- Problem details: Starting with the line that includes "Output the text content of this document.", write out every remaining line of the records below exactly as it appears, leaving out any images.

- Data entries:
□ □ □ □ □

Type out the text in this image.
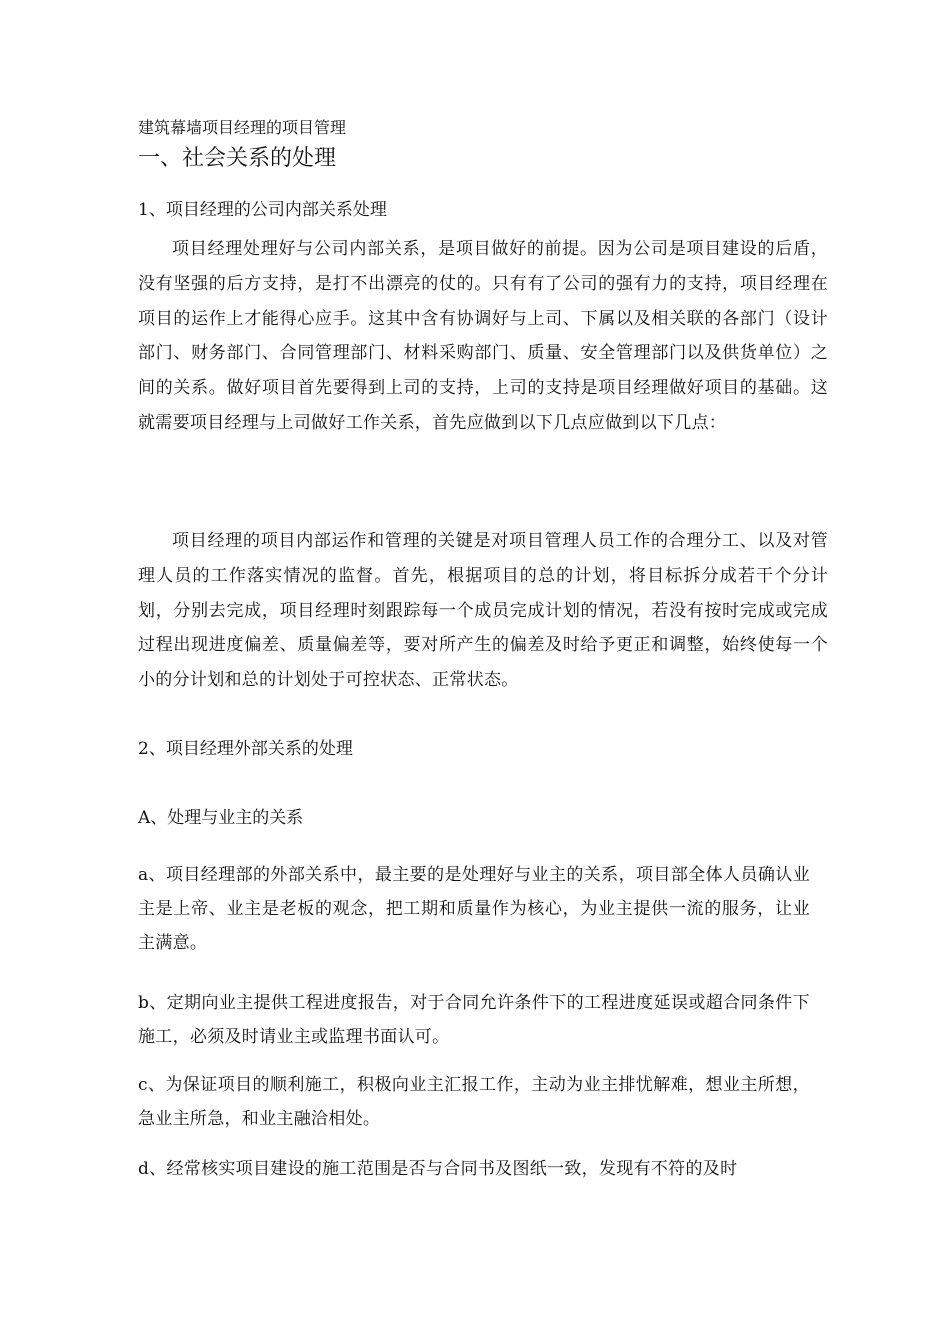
建筑幕墙项目经理的项目管理
一、社会关系的处理
1、项目经理的公司内部关系处理
项目经理处理好与公司内部关系，是项目做好的前提。因为公司是项目建设的后盾，没有坚强的后方支持，是打不出漂亮的仗的。只有有了公司的强有力的支持，项目经理在项目的运作上才能得心应手。这其中含有协调好与上司、下属以及相关联的各部门（设计部门、财务部门、合同管理部门、材料采购部门、质量、安全管理部门以及供货单位）之间的关系。做好项目首先要得到上司的支持，上司的支持是项目经理做好项目的基础。这就需要项目经理与上司做好工作关系，首先应做到以下几点应做到以下几点：
项目经理的项目内部运作和管理的关键是对项目管理人员工作的合理分工、以及对管理人员的工作落实情况的监督。首先，根据项目的总的计划，将目标拆分成若干个分计划，分别去完成，项目经理时刻跟踪每一个成员完成计划的情况，若没有按时完成或完成过程出现进度偏差、质量偏差等，要对所产生的偏差及时给予更正和调整，始终使每一个小的分计划和总的计划处于可控状态、正常状态。
2、项目经理外部关系的处理
A、处理与业主的关系
a、项目经理部的外部关系中，最主要的是处理好与业主的关系，项目部全体人员确认业主是上帝、业主是老板的观念，把工期和质量作为核心，为业主提供一流的服务，让业主满意。
b、定期向业主提供工程进度报告，对于合同允许条件下的工程进度延误或超合同条件下施工，必须及时请业主或监理书面认可。
c、为保证项目的顺利施工，积极向业主汇报工作，主动为业主排忧解难，想业主所想，急业主所急，和业主融洽相处。
d、经常核实项目建设的施工范围是否与合同书及图纸一致，发现有不符的及时
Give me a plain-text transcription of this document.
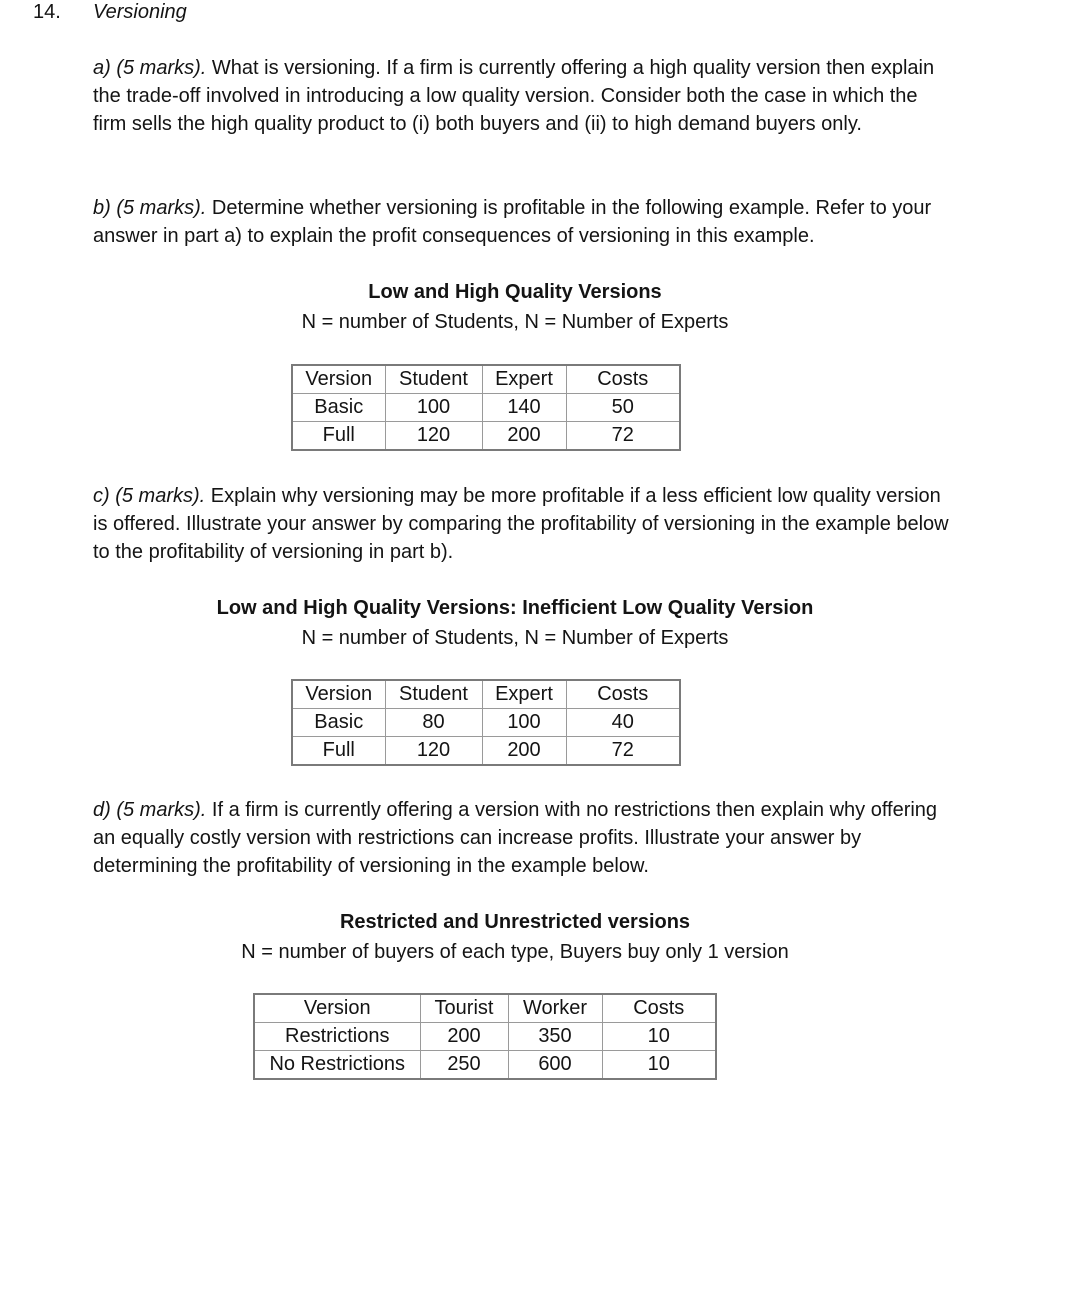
14. Versioning
a) (5 marks). What is versioning. If a firm is currently offering a high quality version then explain the trade-off involved in introducing a low quality version. Consider both the case in which the firm sells the high quality product to (i) both buyers and (ii) to high demand buyers only.
b) (5 marks). Determine whether versioning is profitable in the following example. Refer to your answer in part a) to explain the profit consequences of versioning in this example.
Low and High Quality Versions
N = number of Students, N = Number of Experts
Version	Student	Expert	Costs
Basic	100	140	50
Full	120	200	72
c) (5 marks). Explain why versioning may be more profitable if a less efficient low quality version is offered. Illustrate your answer by comparing the profitability of versioning in the example below to the profitability of versioning in part b).
Low and High Quality Versions: Inefficient Low Quality Version
N = number of Students, N = Number of Experts
Version	Student	Expert	Costs
Basic	80	100	40
Full	120	200	72
d) (5 marks). If a firm is currently offering a version with no restrictions then explain why offering an equally costly version with restrictions can increase profits. Illustrate your answer by determining the profitability of versioning in the example below.
Restricted and Unrestricted versions
N = number of buyers of each type, Buyers buy only 1 version
Version	Tourist	Worker	Costs
Restrictions	200	350	10
No Restrictions	250	600	10
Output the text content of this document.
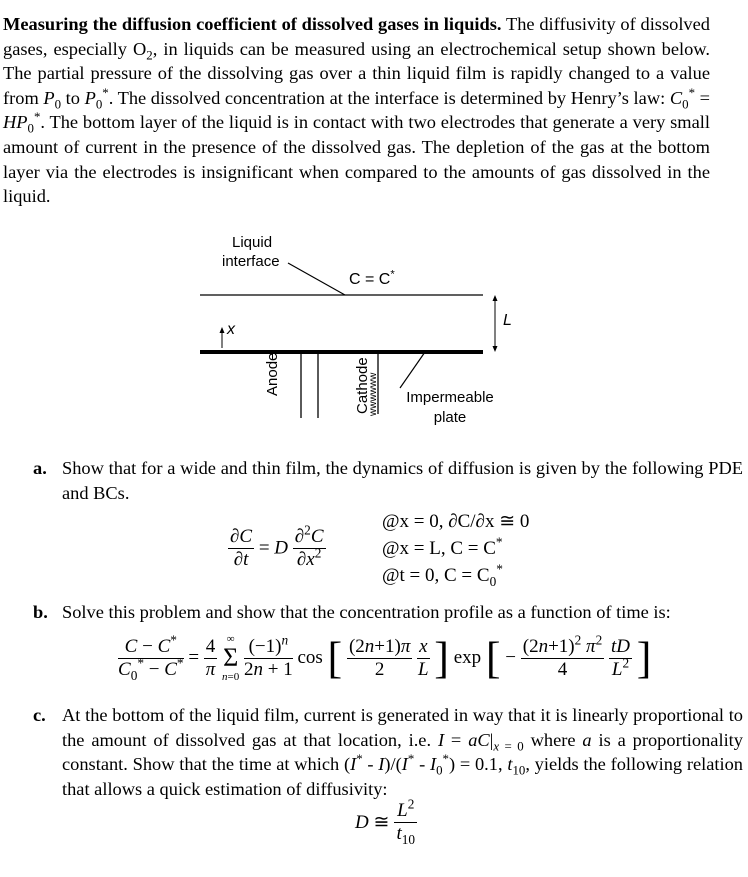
Measuring the diffusion coefficient of dissolved gases in liquids. The diffusivity of dissolved gases, especially $O_2$, in liquids can be measured using an electrochemical setup shown below. The partial pressure of the dissolving gas over a thin liquid film is rapidly changed to a value from $P_0$ to $P_0^*$. The dissolved concentration at the interface is determined by Henry’s law: $C_0^* = HP_0^*$. The bottom layer of the liquid is in contact with two electrodes that generate a very small amount of current in the presence of the dissolved gas. The depletion of the gas at the bottom layer via the electrodes is insignificant when compared to the amounts of gas dissolved in the liquid.
wwwwww
Liquid
interface
C = C*
x
L
Anode	Cathode Impermeable
plate
a. Show that for a wide and thin film, the dynamics of diffusion is given by the following PDE and BCs.
$\frac{\partial C}{\partial t} = D \frac{\partial^2C}{\partial x^2}$
@x = 0, ∂C/∂x ≅ 0
@x = L, C = C*
@t = 0, $C = C_0^*$
b. Solve this problem and show that the concentration profile as a function of time is:
$\frac{C - C^*}{C_0^* - C^*} = \frac{4}{\pi}$
∞
Σ
n=0
$\frac{(-1)^n}{2n + 1}$ cos [ $\frac{(2n+1)\pi}{2}$
$\frac{x}{L}$ ] exp [ − $\frac{(2n+1)^2 \pi^2}{4}$
$\frac{tD}{L^2}$ ]
c. At the bottom of the liquid film, current is generated in way that it is linearly proportional to the amount of dissolved gas at that location, i.e. $I = aC|_{x = 0}$ where a is a proportionality constant. Show that the time at which $(I^* - I)/(I^* - I_0^*) = 0.1$, $t_{10}$, yields the following relation that allows a quick estimation of diffusivity:
D ≅ $\frac{L^2}{t_{10}}$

□ □ □ □ □

- Reply to the exercise:
Output the text content of this document.
Measuring the diffusion coefficient of dissolved gases in liquids. The diffusivity of dissolved gases, especially $O_2$, in liquids can be measured using an electrochemical setup shown below. The partial pressure of the dissolving gas over a thin liquid film is rapidly changed to a value from $P_0$ to $P_0^*$. The dissolved concentration at the interface is determined by Henry’s law: $C_0^* = HP_0^*$. The bottom layer of the liquid is in contact with two electrodes that generate a very small amount of current in the presence of the dissolved gas. The depletion of the gas at the bottom layer via the electrodes is insignificant when compared to the amounts of gas dissolved in the liquid.
wwwwww
Liquid
interface
C = C*
x
L
Anode	Cathode Impermeable
plate
a. Show that for a wide and thin film, the dynamics of diffusion is given by the following PDE and BCs.
$\frac{\partial C}{\partial t} = D \frac{\partial^2C}{\partial x^2}$
@x = 0, ∂C/∂x ≅ 0
@x = L, C = C*
@t = 0, $C = C_0^*$
b. Solve this problem and show that the concentration profile as a function of time is:
$\frac{C - C^*}{C_0^* - C^*} = \frac{4}{\pi}$
∞
Σ
n=0
$\frac{(-1)^n}{2n + 1}$ cos [ $\frac{(2n+1)\pi}{2}$
$\frac{x}{L}$ ] exp [ − $\frac{(2n+1)^2 \pi^2}{4}$
$\frac{tD}{L^2}$ ]
c. At the bottom of the liquid film, current is generated in way that it is linearly proportional to the amount of dissolved gas at that location, i.e. $I = aC|_{x = 0}$ where a is a proportionality constant. Show that the time at which $(I^* - I)/(I^* - I_0^*) = 0.1$, $t_{10}$, yields the following relation that allows a quick estimation of diffusivity:
D ≅ $\frac{L^2}{t_{10}}$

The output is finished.